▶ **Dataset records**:
Start

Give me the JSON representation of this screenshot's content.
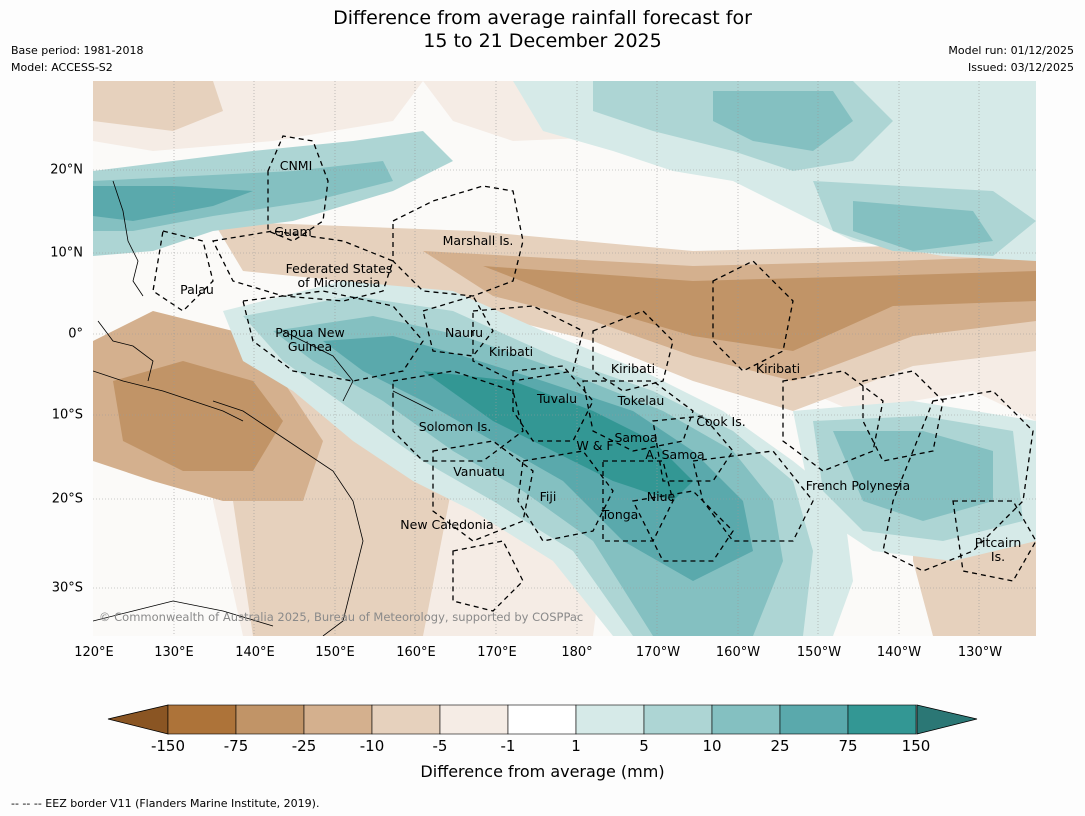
{
  "header": {
    "title_line1": "Difference from average rainfall forecast for",
    "title_line2": "15 to 21 December 2025",
    "base_period": "Base period: 1981-2018",
    "model": "Model: ACCESS-S2",
    "model_run": "Model run: 01/12/2025",
    "issued": "Issued: 03/12/2025"
  },
  "map": {
    "longitude_ticks": [
      "120°E",
      "130°E",
      "140°E",
      "150°E",
      "160°E",
      "170°E",
      "180°",
      "170°W",
      "160°W",
      "150°W",
      "140°W",
      "130°W"
    ],
    "latitude_ticks": [
      "20°N",
      "10°N",
      "0°",
      "10°S",
      "20°S",
      "30°S"
    ],
    "labels": {
      "cnmi": "CNMI",
      "guam": "Guam",
      "marshall": "Marshall Is.",
      "fsm": "Federated States\nof Micronesia",
      "palau": "Palau",
      "png": "Papua New\nGuinea",
      "nauru": "Nauru",
      "kiribati_w": "Kiribati",
      "kiribati_c": "Kiribati",
      "kiribati_e": "Kiribati",
      "tuvalu": "Tuvalu",
      "tokelau": "Tokelau",
      "solomon": "Solomon Is.",
      "wf": "W & F",
      "samoa": "Samoa",
      "asamoa": "A. Samoa",
      "cook": "Cook Is.",
      "vanuatu": "Vanuatu",
      "fiji": "Fiji",
      "niue": "Niue",
      "tonga": "Tonga",
      "french_polynesia": "French Polynesia",
      "new_caledonia": "New Caledonia",
      "pitcairn": "Pitcairn\nIs."
    },
    "copyright": "© Commonwealth of Australia 2025, Bureau of Meteorology, supported by COSPPac"
  },
  "colorbar": {
    "ticks": [
      "-150",
      "-75",
      "-25",
      "-10",
      "-5",
      "-1",
      "1",
      "5",
      "10",
      "25",
      "75",
      "150"
    ],
    "colors": [
      "#ad7339",
      "#c19467",
      "#d4b08e",
      "#e6d1bd",
      "#f5ece5",
      "#ffffff",
      "#d6eae8",
      "#add5d4",
      "#84c0c1",
      "#5aa9ac",
      "#339794"
    ],
    "extend_low": "#8a5523",
    "extend_high": "#2b7775",
    "title": "Difference from average (mm)"
  },
  "footnote": "--  --  -- EEZ border V11 (Flanders Marine Institute, 2019)."
}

End

▶ **Prompt**:
Except for the pictures, reproduce every line exactly.

▶ **The reply**:
Give me the JSON representation of this screenshot's content.
{
  "header": {
    "title_line1": "Difference from average rainfall forecast for",
    "title_line2": "15 to 21 December 2025",
    "base_period": "Base period: 1981-2018",
    "model": "Model: ACCESS-S2",
    "model_run": "Model run: 01/12/2025",
    "issued": "Issued: 03/12/2025"
  },
  "map": {
    "longitude_ticks": [
      "120°E",
      "130°E",
      "140°E",
      "150°E",
      "160°E",
      "170°E",
      "180°",
      "170°W",
      "160°W",
      "150°W",
      "140°W",
      "130°W"
    ],
    "latitude_ticks": [
      "20°N",
      "10°N",
      "0°",
      "10°S",
      "20°S",
      "30°S"
    ],
    "labels": {
      "cnmi": "CNMI",
      "guam": "Guam",
      "marshall": "Marshall Is.",
      "fsm": "Federated States\nof Micronesia",
      "palau": "Palau",
      "png": "Papua New\nGuinea",
      "nauru": "Nauru",
      "kiribati_w": "Kiribati",
      "kiribati_c": "Kiribati",
      "kiribati_e": "Kiribati",
      "tuvalu": "Tuvalu",
      "tokelau": "Tokelau",
      "solomon": "Solomon Is.",
      "wf": "W & F",
      "samoa": "Samoa",
      "asamoa": "A. Samoa",
      "cook": "Cook Is.",
      "vanuatu": "Vanuatu",
      "fiji": "Fiji",
      "niue": "Niue",
      "tonga": "Tonga",
      "french_polynesia": "French Polynesia",
      "new_caledonia": "New Caledonia",
      "pitcairn": "Pitcairn\nIs."
    },
    "copyright": "© Commonwealth of Australia 2025, Bureau of Meteorology, supported by COSPPac"
  },
  "colorbar": {
    "ticks": [
      "-150",
      "-75",
      "-25",
      "-10",
      "-5",
      "-1",
      "1",
      "5",
      "10",
      "25",
      "75",
      "150"
    ],
    "colors": [
      "#ad7339",
      "#c19467",
      "#d4b08e",
      "#e6d1bd",
      "#f5ece5",
      "#ffffff",
      "#d6eae8",
      "#add5d4",
      "#84c0c1",
      "#5aa9ac",
      "#339794"
    ],
    "extend_low": "#8a5523",
    "extend_high": "#2b7775",
    "title": "Difference from average (mm)"
  },
  "footnote": "--  --  -- EEZ border V11 (Flanders Marine Institute, 2019)."
}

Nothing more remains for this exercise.